- [YOUR TASK]: Return the lines below that carry the word "text".

----

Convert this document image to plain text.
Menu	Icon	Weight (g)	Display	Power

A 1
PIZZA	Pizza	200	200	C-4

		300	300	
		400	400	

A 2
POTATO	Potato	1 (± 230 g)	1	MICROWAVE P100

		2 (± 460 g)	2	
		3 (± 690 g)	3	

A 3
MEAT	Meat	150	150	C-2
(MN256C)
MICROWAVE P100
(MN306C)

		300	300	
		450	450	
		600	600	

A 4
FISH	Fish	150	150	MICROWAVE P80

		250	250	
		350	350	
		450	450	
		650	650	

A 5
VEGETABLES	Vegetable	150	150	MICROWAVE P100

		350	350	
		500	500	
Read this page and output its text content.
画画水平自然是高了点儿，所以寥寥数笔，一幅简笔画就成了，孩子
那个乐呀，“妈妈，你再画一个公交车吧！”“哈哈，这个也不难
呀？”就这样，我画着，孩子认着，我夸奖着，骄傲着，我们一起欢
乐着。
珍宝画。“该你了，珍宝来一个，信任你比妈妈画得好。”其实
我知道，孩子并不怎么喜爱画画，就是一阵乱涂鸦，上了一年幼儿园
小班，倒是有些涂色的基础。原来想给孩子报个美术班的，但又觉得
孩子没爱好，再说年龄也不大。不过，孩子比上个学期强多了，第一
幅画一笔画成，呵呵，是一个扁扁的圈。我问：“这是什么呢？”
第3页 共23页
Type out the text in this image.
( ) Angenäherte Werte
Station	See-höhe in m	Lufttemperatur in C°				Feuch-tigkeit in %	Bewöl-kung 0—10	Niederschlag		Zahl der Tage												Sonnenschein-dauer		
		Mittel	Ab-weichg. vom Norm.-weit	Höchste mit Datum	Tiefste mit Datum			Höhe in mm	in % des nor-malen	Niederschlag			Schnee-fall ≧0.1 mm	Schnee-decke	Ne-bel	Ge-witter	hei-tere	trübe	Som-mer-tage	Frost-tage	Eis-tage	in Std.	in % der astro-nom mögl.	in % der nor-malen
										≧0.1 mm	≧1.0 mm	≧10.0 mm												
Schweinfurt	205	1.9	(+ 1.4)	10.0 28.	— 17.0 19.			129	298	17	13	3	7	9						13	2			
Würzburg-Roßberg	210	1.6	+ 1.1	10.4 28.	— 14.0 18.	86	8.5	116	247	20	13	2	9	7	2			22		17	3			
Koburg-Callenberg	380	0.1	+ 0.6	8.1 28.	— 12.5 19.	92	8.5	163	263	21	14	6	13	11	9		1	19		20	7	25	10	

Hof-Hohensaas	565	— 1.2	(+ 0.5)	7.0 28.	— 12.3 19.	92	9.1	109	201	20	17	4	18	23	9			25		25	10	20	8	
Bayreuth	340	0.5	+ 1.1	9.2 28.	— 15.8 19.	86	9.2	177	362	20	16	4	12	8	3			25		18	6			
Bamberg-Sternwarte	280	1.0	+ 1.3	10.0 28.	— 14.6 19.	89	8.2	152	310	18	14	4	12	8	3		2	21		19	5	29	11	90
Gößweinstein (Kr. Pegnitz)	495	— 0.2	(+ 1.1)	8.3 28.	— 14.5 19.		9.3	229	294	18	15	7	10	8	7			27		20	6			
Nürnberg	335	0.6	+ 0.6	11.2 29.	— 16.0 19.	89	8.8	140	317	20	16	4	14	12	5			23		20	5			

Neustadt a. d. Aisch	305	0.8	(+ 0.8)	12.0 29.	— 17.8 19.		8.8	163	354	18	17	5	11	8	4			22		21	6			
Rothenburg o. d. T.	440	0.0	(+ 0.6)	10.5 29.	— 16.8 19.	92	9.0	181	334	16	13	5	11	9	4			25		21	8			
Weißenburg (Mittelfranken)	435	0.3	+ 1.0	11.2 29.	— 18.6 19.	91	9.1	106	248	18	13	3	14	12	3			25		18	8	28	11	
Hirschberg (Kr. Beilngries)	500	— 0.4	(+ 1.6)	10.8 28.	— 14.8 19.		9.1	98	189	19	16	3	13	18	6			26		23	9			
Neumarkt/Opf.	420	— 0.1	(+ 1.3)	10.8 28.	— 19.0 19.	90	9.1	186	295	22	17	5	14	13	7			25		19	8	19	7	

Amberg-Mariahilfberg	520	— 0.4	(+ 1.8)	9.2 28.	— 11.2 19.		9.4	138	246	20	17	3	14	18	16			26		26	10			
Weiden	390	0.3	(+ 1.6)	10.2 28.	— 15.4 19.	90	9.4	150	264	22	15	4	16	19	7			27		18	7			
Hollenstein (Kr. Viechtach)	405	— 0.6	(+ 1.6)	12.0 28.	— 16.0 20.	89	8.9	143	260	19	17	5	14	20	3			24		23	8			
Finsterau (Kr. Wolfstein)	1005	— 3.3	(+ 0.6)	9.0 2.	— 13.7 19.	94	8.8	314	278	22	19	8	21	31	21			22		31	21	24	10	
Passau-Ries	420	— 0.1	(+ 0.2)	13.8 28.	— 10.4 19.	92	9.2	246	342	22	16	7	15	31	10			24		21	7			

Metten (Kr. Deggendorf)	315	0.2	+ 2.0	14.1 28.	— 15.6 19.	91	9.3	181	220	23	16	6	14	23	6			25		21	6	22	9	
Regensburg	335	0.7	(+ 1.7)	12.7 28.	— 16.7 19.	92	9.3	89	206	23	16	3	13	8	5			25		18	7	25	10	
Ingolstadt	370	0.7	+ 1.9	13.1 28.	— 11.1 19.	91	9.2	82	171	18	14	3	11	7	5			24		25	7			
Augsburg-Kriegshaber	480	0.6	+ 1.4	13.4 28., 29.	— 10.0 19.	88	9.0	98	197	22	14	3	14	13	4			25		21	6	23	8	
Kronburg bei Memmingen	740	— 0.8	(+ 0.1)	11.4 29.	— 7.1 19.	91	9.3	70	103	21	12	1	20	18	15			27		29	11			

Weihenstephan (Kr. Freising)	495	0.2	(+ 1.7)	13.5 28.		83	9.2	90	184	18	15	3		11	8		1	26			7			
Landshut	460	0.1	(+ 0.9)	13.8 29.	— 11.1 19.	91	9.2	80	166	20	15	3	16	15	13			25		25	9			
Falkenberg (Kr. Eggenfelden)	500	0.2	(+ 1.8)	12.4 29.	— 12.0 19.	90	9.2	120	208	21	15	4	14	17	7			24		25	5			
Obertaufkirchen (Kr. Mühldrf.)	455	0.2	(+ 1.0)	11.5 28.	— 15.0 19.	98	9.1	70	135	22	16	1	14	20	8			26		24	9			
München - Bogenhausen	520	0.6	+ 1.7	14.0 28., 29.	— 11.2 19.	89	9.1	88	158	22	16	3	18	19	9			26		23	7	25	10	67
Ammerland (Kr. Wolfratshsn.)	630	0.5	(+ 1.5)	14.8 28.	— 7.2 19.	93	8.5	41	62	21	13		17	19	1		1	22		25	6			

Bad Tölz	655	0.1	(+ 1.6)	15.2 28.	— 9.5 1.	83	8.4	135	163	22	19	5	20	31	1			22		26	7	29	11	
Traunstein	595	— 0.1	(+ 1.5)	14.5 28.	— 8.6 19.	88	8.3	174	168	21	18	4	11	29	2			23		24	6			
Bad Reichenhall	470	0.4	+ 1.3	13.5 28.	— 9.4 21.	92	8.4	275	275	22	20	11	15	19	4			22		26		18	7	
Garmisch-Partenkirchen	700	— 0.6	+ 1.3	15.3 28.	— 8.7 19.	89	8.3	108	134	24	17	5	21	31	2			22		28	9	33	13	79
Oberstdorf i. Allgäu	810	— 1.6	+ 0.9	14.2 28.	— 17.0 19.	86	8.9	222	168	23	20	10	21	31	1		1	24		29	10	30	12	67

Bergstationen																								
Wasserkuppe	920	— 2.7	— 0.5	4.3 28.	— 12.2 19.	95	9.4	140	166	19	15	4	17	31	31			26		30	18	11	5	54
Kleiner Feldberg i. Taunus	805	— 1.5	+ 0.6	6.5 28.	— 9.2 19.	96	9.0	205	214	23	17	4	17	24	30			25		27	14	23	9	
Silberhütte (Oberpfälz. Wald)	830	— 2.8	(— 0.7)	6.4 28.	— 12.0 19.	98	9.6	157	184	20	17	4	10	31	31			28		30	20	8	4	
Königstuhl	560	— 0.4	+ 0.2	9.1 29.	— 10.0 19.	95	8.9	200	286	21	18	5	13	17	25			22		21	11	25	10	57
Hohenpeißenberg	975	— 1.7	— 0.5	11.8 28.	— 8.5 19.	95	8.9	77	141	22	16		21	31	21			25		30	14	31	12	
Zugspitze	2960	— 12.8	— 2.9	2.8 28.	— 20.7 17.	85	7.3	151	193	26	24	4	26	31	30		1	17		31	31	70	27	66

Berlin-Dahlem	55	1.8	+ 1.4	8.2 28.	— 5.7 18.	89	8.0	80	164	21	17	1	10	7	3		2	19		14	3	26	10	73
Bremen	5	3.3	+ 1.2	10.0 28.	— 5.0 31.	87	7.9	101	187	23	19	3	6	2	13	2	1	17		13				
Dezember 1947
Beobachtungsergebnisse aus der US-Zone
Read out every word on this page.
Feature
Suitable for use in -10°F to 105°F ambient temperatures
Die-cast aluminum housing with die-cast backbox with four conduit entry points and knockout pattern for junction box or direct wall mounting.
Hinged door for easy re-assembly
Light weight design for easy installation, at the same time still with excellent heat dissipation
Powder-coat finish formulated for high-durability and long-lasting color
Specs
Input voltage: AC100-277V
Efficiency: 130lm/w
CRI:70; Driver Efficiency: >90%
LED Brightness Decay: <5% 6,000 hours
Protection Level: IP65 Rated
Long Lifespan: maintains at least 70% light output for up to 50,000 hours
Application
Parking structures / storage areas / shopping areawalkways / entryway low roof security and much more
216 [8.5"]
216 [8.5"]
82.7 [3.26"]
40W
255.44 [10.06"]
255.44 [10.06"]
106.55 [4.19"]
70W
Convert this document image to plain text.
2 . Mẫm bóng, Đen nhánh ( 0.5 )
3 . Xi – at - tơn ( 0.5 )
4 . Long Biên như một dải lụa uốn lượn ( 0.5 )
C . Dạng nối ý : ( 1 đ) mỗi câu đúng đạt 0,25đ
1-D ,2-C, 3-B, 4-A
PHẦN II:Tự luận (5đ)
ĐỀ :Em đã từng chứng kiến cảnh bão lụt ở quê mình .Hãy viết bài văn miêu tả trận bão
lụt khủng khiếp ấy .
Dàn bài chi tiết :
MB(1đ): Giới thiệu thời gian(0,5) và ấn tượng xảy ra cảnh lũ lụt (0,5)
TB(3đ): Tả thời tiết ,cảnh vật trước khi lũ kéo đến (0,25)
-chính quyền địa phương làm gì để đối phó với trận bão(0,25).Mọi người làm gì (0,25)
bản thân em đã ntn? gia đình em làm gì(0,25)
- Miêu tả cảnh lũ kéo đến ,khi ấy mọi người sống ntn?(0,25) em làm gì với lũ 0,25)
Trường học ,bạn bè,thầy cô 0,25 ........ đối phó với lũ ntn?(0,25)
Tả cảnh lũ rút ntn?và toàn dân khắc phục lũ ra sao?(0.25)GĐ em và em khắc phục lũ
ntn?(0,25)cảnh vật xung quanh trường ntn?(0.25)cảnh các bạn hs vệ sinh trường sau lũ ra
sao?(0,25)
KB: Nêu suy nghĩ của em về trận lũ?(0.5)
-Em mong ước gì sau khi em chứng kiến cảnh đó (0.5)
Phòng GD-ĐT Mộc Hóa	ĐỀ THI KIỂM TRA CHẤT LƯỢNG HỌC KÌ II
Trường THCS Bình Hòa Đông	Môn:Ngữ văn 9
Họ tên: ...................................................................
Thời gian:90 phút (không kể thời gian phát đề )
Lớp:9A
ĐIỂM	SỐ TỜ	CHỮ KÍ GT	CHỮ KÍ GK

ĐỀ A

----

- [WORKED SOLUTION]:
Convert this document image to plain text.
Read this page and output its text content.
Type out the text in this image.
Convert this document image to plain text.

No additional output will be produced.